The data =>
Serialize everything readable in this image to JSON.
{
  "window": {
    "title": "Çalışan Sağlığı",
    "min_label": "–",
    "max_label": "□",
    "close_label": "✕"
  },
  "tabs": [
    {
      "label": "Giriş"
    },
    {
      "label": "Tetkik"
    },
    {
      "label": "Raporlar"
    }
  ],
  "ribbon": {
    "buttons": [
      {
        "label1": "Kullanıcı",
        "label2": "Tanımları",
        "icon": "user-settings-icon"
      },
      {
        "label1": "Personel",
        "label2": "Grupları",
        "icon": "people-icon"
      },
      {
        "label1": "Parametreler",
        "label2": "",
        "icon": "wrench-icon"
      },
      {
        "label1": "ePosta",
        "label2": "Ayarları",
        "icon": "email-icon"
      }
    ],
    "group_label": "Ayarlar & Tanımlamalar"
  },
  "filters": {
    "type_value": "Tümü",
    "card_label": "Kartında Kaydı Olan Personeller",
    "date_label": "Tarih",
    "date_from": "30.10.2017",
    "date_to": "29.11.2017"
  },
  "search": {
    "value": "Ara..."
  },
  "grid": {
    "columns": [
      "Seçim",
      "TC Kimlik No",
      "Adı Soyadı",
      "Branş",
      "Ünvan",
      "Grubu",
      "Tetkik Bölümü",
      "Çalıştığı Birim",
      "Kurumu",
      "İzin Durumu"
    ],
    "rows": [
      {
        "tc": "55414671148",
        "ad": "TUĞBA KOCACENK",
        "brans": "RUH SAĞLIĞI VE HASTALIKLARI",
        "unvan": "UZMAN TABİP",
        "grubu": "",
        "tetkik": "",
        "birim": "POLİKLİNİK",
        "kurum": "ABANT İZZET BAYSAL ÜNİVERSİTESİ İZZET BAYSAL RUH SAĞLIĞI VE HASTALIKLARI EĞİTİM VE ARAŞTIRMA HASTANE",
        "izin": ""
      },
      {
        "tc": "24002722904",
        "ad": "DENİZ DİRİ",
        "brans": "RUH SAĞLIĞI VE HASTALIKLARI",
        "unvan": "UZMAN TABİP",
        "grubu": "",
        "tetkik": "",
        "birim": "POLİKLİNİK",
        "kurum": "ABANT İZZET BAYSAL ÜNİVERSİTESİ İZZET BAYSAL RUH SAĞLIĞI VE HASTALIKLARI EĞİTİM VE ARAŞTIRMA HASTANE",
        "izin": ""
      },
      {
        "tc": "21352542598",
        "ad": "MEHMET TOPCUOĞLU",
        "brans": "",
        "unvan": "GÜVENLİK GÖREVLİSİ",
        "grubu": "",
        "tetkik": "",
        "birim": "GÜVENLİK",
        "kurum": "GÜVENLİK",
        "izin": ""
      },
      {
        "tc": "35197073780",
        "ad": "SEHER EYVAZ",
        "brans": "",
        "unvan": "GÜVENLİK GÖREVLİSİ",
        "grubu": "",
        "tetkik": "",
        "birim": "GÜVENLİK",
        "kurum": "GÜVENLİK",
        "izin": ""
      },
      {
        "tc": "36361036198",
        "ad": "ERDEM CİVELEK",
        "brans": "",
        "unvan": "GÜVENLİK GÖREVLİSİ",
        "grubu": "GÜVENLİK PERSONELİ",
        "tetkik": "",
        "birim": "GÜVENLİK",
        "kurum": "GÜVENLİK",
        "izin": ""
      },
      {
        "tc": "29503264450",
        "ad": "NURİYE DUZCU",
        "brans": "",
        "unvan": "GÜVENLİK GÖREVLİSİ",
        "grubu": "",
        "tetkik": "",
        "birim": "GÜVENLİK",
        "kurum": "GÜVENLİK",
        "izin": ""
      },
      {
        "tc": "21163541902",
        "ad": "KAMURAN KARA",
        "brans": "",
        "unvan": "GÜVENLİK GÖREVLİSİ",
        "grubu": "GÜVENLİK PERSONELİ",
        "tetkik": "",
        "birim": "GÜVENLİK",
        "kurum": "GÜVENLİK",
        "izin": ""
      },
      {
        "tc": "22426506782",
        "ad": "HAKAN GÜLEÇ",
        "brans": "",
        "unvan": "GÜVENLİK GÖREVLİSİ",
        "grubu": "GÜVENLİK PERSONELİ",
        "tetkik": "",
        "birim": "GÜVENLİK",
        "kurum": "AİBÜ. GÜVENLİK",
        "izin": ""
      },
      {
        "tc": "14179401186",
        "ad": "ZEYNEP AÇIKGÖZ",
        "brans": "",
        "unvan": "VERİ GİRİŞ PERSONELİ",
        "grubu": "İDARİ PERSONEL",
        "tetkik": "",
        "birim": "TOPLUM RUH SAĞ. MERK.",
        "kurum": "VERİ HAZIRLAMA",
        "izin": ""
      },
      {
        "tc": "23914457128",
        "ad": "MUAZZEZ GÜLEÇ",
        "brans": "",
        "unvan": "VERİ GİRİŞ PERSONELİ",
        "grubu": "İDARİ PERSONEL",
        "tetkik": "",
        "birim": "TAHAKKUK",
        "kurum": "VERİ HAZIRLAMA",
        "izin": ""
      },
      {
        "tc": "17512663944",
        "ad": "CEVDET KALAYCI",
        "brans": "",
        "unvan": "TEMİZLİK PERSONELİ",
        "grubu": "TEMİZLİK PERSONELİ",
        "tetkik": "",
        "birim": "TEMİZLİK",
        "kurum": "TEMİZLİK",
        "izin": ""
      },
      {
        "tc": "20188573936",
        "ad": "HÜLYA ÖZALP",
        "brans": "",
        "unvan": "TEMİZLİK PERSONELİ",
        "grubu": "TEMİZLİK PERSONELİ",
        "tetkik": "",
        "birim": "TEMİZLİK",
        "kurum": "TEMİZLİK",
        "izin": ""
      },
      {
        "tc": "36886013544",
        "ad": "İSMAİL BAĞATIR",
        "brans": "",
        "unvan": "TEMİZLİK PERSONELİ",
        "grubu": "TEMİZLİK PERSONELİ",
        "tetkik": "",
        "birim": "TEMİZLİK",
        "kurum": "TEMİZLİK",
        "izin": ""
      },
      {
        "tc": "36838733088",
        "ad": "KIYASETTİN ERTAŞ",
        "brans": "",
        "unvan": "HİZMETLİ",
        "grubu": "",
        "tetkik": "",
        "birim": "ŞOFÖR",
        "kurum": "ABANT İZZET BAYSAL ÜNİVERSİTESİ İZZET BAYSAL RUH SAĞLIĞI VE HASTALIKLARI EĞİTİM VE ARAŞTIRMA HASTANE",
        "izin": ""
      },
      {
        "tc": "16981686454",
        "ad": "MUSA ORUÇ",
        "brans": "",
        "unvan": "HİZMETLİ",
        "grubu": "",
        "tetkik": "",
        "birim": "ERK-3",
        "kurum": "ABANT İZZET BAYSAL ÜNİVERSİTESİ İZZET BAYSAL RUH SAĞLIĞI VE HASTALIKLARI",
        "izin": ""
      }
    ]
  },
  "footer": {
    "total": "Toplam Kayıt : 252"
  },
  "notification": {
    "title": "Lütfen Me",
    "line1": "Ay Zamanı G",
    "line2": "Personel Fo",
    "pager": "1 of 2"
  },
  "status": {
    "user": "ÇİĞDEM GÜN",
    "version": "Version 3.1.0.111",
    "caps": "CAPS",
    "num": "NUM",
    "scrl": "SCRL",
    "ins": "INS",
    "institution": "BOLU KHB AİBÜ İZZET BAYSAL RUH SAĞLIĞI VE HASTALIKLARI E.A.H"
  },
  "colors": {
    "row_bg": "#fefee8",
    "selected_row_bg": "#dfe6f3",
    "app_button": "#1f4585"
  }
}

What is required =>
Write out the whole listing again, exactly as it stands.

Written solution =>
Serialize everything readable in this image to JSON.
{
  "window": {
    "title": "Çalışan Sağlığı",
    "min_label": "–",
    "max_label": "□",
    "close_label": "✕"
  },
  "tabs": [
    {
      "label": "Giriş"
    },
    {
      "label": "Tetkik"
    },
    {
      "label": "Raporlar"
    }
  ],
  "ribbon": {
    "buttons": [
      {
        "label1": "Kullanıcı",
        "label2": "Tanımları",
        "icon": "user-settings-icon"
      },
      {
        "label1": "Personel",
        "label2": "Grupları",
        "icon": "people-icon"
      },
      {
        "label1": "Parametreler",
        "label2": "",
        "icon": "wrench-icon"
      },
      {
        "label1": "ePosta",
        "label2": "Ayarları",
        "icon": "email-icon"
      }
    ],
    "group_label": "Ayarlar & Tanımlamalar"
  },
  "filters": {
    "type_value": "Tümü",
    "card_label": "Kartında Kaydı Olan Personeller",
    "date_label": "Tarih",
    "date_from": "30.10.2017",
    "date_to": "29.11.2017"
  },
  "search": {
    "value": "Ara..."
  },
  "grid": {
    "columns": [
      "Seçim",
      "TC Kimlik No",
      "Adı Soyadı",
      "Branş",
      "Ünvan",
      "Grubu",
      "Tetkik Bölümü",
      "Çalıştığı Birim",
      "Kurumu",
      "İzin Durumu"
    ],
    "rows": [
      {
        "tc": "55414671148",
        "ad": "TUĞBA KOCACENK",
        "brans": "RUH SAĞLIĞI VE HASTALIKLARI",
        "unvan": "UZMAN TABİP",
        "grubu": "",
        "tetkik": "",
        "birim": "POLİKLİNİK",
        "kurum": "ABANT İZZET BAYSAL ÜNİVERSİTESİ İZZET BAYSAL RUH SAĞLIĞI VE HASTALIKLARI EĞİTİM VE ARAŞTIRMA HASTANE",
        "izin": ""
      },
      {
        "tc": "24002722904",
        "ad": "DENİZ DİRİ",
        "brans": "RUH SAĞLIĞI VE HASTALIKLARI",
        "unvan": "UZMAN TABİP",
        "grubu": "",
        "tetkik": "",
        "birim": "POLİKLİNİK",
        "kurum": "ABANT İZZET BAYSAL ÜNİVERSİTESİ İZZET BAYSAL RUH SAĞLIĞI VE HASTALIKLARI EĞİTİM VE ARAŞTIRMA HASTANE",
        "izin": ""
      },
      {
        "tc": "21352542598",
        "ad": "MEHMET TOPCUOĞLU",
        "brans": "",
        "unvan": "GÜVENLİK GÖREVLİSİ",
        "grubu": "",
        "tetkik": "",
        "birim": "GÜVENLİK",
        "kurum": "GÜVENLİK",
        "izin": ""
      },
      {
        "tc": "35197073780",
        "ad": "SEHER EYVAZ",
        "brans": "",
        "unvan": "GÜVENLİK GÖREVLİSİ",
        "grubu": "",
        "tetkik": "",
        "birim": "GÜVENLİK",
        "kurum": "GÜVENLİK",
        "izin": ""
      },
      {
        "tc": "36361036198",
        "ad": "ERDEM CİVELEK",
        "brans": "",
        "unvan": "GÜVENLİK GÖREVLİSİ",
        "grubu": "GÜVENLİK PERSONELİ",
        "tetkik": "",
        "birim": "GÜVENLİK",
        "kurum": "GÜVENLİK",
        "izin": ""
      },
      {
        "tc": "29503264450",
        "ad": "NURİYE DUZCU",
        "brans": "",
        "unvan": "GÜVENLİK GÖREVLİSİ",
        "grubu": "",
        "tetkik": "",
        "birim": "GÜVENLİK",
        "kurum": "GÜVENLİK",
        "izin": ""
      },
      {
        "tc": "21163541902",
        "ad": "KAMURAN KARA",
        "brans": "",
        "unvan": "GÜVENLİK GÖREVLİSİ",
        "grubu": "GÜVENLİK PERSONELİ",
        "tetkik": "",
        "birim": "GÜVENLİK",
        "kurum": "GÜVENLİK",
        "izin": ""
      },
      {
        "tc": "22426506782",
        "ad": "HAKAN GÜLEÇ",
        "brans": "",
        "unvan": "GÜVENLİK GÖREVLİSİ",
        "grubu": "GÜVENLİK PERSONELİ",
        "tetkik": "",
        "birim": "GÜVENLİK",
        "kurum": "AİBÜ. GÜVENLİK",
        "izin": ""
      },
      {
        "tc": "14179401186",
        "ad": "ZEYNEP AÇIKGÖZ",
        "brans": "",
        "unvan": "VERİ GİRİŞ PERSONELİ",
        "grubu": "İDARİ PERSONEL",
        "tetkik": "",
        "birim": "TOPLUM RUH SAĞ. MERK.",
        "kurum": "VERİ HAZIRLAMA",
        "izin": ""
      },
      {
        "tc": "23914457128",
        "ad": "MUAZZEZ GÜLEÇ",
        "brans": "",
        "unvan": "VERİ GİRİŞ PERSONELİ",
        "grubu": "İDARİ PERSONEL",
        "tetkik": "",
        "birim": "TAHAKKUK",
        "kurum": "VERİ HAZIRLAMA",
        "izin": ""
      },
      {
        "tc": "17512663944",
        "ad": "CEVDET KALAYCI",
        "brans": "",
        "unvan": "TEMİZLİK PERSONELİ",
        "grubu": "TEMİZLİK PERSONELİ",
        "tetkik": "",
        "birim": "TEMİZLİK",
        "kurum": "TEMİZLİK",
        "izin": ""
      },
      {
        "tc": "20188573936",
        "ad": "HÜLYA ÖZALP",
        "brans": "",
        "unvan": "TEMİZLİK PERSONELİ",
        "grubu": "TEMİZLİK PERSONELİ",
        "tetkik": "",
        "birim": "TEMİZLİK",
        "kurum": "TEMİZLİK",
        "izin": ""
      },
      {
        "tc": "36886013544",
        "ad": "İSMAİL BAĞATIR",
        "brans": "",
        "unvan": "TEMİZLİK PERSONELİ",
        "grubu": "TEMİZLİK PERSONELİ",
        "tetkik": "",
        "birim": "TEMİZLİK",
        "kurum": "TEMİZLİK",
        "izin": ""
      },
      {
        "tc": "36838733088",
        "ad": "KIYASETTİN ERTAŞ",
        "brans": "",
        "unvan": "HİZMETLİ",
        "grubu": "",
        "tetkik": "",
        "birim": "ŞOFÖR",
        "kurum": "ABANT İZZET BAYSAL ÜNİVERSİTESİ İZZET BAYSAL RUH SAĞLIĞI VE HASTALIKLARI EĞİTİM VE ARAŞTIRMA HASTANE",
        "izin": ""
      },
      {
        "tc": "16981686454",
        "ad": "MUSA ORUÇ",
        "brans": "",
        "unvan": "HİZMETLİ",
        "grubu": "",
        "tetkik": "",
        "birim": "ERK-3",
        "kurum": "ABANT İZZET BAYSAL ÜNİVERSİTESİ İZZET BAYSAL RUH SAĞLIĞI VE HASTALIKLARI",
        "izin": ""
      }
    ]
  },
  "footer": {
    "total": "Toplam Kayıt : 252"
  },
  "notification": {
    "title": "Lütfen Me",
    "line1": "Ay Zamanı G",
    "line2": "Personel Fo",
    "pager": "1 of 2"
  },
  "status": {
    "user": "ÇİĞDEM GÜN",
    "version": "Version 3.1.0.111",
    "caps": "CAPS",
    "num": "NUM",
    "scrl": "SCRL",
    "ins": "INS",
    "institution": "BOLU KHB AİBÜ İZZET BAYSAL RUH SAĞLIĞI VE HASTALIKLARI E.A.H"
  },
  "colors": {
    "row_bg": "#fefee8",
    "selected_row_bg": "#dfe6f3",
    "app_button": "#1f4585"
  }
}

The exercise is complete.